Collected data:
########################################

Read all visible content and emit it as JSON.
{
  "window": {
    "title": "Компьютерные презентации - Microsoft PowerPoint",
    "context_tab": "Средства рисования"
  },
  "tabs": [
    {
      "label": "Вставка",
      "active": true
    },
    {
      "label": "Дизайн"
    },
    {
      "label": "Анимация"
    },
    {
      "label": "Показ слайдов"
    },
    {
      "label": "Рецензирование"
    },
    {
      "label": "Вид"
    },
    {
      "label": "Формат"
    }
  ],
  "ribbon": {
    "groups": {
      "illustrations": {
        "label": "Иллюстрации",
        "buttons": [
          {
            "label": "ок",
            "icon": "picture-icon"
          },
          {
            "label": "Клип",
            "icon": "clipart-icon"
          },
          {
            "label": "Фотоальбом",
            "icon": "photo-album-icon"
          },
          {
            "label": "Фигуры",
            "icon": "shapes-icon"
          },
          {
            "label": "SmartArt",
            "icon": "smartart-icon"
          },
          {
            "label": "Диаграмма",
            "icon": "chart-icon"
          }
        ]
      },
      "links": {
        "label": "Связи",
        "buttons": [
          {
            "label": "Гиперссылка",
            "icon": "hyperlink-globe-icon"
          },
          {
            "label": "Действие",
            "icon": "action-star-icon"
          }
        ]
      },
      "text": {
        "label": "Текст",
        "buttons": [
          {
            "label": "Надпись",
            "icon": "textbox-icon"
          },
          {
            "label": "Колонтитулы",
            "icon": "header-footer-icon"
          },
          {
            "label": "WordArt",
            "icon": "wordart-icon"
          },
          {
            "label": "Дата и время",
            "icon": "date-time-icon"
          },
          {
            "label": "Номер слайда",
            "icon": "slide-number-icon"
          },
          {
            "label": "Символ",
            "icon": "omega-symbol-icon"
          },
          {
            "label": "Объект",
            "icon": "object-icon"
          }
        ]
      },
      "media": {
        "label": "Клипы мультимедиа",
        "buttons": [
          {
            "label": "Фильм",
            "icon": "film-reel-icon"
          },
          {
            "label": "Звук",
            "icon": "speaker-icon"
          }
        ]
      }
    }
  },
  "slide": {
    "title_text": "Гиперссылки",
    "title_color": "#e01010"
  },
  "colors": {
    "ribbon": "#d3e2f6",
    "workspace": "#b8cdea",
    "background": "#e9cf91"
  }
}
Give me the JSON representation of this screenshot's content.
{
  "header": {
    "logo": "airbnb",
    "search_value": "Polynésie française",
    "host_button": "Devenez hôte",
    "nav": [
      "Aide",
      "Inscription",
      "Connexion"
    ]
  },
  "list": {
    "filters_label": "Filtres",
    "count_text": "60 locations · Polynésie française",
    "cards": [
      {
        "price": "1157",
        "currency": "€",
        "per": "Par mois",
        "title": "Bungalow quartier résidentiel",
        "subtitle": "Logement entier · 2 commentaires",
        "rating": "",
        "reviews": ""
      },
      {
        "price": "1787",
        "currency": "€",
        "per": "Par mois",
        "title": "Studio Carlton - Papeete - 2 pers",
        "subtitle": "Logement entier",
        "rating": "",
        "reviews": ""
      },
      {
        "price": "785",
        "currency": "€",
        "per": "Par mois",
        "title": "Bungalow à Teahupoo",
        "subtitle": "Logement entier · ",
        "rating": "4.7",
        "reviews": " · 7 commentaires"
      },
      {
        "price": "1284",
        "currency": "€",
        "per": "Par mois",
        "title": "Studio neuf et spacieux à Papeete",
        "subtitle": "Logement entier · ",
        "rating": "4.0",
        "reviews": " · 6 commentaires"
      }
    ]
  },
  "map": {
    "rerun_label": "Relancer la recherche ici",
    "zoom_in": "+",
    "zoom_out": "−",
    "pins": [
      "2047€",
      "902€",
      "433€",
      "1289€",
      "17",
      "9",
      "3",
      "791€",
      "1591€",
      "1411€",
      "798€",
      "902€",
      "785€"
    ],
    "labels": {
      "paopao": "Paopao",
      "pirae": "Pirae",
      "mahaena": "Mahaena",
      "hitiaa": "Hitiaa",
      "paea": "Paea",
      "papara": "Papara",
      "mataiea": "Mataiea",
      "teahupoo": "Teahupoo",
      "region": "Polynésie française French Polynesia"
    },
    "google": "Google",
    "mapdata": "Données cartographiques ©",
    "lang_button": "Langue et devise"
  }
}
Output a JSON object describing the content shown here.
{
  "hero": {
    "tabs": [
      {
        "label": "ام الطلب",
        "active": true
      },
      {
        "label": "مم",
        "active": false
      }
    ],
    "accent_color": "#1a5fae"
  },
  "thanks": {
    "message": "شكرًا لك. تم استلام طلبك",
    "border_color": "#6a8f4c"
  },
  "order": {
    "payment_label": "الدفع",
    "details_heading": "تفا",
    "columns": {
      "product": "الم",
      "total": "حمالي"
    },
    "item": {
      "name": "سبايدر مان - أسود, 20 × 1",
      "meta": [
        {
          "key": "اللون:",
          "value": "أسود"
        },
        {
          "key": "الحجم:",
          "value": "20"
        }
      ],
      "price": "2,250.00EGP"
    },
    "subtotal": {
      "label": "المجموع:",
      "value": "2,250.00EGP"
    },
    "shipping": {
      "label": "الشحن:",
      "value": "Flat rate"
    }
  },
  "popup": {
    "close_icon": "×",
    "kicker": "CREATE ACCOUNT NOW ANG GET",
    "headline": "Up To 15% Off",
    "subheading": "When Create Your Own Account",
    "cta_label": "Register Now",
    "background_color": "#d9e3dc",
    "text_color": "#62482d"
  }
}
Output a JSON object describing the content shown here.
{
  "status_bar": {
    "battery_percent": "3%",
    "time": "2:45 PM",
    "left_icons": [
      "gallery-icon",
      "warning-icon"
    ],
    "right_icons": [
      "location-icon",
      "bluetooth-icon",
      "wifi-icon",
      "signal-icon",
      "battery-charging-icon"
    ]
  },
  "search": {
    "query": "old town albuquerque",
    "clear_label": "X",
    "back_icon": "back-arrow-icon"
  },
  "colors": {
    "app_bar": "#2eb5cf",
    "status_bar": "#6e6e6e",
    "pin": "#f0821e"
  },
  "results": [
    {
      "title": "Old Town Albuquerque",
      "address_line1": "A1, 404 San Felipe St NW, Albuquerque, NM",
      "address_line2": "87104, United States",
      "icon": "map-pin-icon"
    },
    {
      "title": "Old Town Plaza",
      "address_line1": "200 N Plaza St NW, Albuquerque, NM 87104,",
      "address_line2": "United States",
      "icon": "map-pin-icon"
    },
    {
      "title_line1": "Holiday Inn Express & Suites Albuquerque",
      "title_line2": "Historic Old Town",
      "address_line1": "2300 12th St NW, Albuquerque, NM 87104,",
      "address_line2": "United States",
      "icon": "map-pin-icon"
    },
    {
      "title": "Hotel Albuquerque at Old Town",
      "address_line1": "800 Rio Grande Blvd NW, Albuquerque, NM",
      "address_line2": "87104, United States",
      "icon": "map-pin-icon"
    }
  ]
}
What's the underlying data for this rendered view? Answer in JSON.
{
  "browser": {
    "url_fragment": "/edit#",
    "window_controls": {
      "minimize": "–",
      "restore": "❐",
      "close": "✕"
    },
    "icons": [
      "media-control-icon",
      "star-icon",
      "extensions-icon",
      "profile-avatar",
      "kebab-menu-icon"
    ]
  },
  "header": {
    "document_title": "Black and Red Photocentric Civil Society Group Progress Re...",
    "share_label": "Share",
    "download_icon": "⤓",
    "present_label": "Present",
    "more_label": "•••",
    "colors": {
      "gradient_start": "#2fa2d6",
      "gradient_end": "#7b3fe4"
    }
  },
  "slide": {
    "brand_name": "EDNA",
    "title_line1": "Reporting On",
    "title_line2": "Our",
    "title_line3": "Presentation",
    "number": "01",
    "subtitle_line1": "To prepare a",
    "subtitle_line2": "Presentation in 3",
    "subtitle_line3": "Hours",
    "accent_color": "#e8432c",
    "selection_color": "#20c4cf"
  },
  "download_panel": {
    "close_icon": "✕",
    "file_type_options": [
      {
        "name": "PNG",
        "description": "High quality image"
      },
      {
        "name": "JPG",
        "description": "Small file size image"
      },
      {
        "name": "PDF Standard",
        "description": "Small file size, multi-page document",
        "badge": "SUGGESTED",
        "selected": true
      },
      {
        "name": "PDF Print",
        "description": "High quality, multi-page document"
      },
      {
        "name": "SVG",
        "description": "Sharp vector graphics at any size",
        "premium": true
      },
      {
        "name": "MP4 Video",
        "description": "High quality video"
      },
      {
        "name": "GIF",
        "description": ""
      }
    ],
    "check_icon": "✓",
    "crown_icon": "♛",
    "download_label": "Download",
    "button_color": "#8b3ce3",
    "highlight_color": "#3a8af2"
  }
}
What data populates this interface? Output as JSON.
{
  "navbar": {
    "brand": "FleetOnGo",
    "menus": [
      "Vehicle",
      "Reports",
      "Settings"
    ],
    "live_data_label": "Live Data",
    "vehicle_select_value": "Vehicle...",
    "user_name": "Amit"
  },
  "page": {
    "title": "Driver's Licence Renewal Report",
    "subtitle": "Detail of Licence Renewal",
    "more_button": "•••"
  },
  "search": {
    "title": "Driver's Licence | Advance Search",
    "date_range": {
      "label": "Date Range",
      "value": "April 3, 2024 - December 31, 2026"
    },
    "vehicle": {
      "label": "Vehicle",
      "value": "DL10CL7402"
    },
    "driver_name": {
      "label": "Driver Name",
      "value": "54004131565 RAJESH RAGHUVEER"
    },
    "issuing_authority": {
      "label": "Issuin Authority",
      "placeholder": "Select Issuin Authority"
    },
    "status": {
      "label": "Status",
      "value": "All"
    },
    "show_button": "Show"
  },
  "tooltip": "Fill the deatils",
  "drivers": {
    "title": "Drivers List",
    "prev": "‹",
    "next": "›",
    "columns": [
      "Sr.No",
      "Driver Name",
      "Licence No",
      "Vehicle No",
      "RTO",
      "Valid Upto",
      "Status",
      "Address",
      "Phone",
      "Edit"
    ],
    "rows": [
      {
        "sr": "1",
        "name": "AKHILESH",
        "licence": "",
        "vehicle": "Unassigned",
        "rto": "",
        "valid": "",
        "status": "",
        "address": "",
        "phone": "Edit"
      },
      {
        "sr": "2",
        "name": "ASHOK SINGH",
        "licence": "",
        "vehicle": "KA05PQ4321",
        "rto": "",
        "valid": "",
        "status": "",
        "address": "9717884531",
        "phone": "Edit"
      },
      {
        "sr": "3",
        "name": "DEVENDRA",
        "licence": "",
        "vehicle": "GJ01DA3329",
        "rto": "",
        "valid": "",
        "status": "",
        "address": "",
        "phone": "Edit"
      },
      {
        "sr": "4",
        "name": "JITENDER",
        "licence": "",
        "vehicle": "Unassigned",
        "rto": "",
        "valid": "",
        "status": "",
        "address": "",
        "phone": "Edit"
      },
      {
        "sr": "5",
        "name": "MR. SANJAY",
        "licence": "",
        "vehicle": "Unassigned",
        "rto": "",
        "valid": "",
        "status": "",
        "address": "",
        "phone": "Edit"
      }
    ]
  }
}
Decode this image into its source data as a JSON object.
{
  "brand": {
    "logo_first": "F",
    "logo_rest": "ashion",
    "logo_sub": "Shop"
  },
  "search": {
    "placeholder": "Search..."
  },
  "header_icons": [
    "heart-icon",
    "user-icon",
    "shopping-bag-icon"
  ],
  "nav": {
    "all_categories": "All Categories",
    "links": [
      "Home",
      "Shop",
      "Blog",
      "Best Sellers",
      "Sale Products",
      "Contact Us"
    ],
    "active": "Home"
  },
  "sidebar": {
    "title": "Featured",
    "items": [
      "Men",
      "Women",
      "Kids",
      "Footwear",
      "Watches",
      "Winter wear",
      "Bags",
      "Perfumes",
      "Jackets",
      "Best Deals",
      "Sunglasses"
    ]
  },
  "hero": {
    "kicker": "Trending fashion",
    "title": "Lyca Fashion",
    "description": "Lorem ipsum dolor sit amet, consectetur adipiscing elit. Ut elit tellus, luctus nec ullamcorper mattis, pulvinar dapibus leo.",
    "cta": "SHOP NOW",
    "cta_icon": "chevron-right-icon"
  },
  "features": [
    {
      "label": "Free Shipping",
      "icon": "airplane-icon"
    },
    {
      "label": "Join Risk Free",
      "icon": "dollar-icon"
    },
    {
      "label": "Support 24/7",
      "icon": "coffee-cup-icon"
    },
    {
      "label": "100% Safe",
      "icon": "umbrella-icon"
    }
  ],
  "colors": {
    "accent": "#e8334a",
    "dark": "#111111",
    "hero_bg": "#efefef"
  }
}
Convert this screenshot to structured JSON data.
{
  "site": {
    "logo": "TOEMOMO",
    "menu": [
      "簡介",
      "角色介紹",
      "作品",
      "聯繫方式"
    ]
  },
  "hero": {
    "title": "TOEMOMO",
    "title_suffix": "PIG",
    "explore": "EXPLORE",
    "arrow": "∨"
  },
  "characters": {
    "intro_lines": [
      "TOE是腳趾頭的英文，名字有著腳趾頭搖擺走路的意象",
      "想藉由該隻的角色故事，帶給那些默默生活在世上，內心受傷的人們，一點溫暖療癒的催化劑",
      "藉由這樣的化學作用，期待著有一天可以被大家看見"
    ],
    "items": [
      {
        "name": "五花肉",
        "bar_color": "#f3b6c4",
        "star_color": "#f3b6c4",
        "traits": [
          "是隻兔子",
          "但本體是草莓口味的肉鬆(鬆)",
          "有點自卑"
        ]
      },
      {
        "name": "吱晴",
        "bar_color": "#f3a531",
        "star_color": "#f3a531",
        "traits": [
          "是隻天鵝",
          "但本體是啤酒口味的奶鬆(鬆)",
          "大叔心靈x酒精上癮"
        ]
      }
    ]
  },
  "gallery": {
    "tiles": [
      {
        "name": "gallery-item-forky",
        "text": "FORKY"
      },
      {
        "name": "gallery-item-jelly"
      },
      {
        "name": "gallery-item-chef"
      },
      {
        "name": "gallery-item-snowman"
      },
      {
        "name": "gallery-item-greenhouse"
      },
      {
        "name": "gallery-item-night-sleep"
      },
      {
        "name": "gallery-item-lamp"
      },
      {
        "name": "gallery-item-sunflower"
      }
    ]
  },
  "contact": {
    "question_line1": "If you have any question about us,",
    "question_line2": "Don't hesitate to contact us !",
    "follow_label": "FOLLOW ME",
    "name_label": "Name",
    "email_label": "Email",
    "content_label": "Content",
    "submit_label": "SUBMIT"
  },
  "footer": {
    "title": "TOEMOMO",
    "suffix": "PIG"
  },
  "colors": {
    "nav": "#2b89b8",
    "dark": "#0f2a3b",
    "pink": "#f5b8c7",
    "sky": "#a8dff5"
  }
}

########################################

§ **Set task**
Look through the material above and work out how many of its lines contain "Logement". State the number only.

§ **Solution below**
4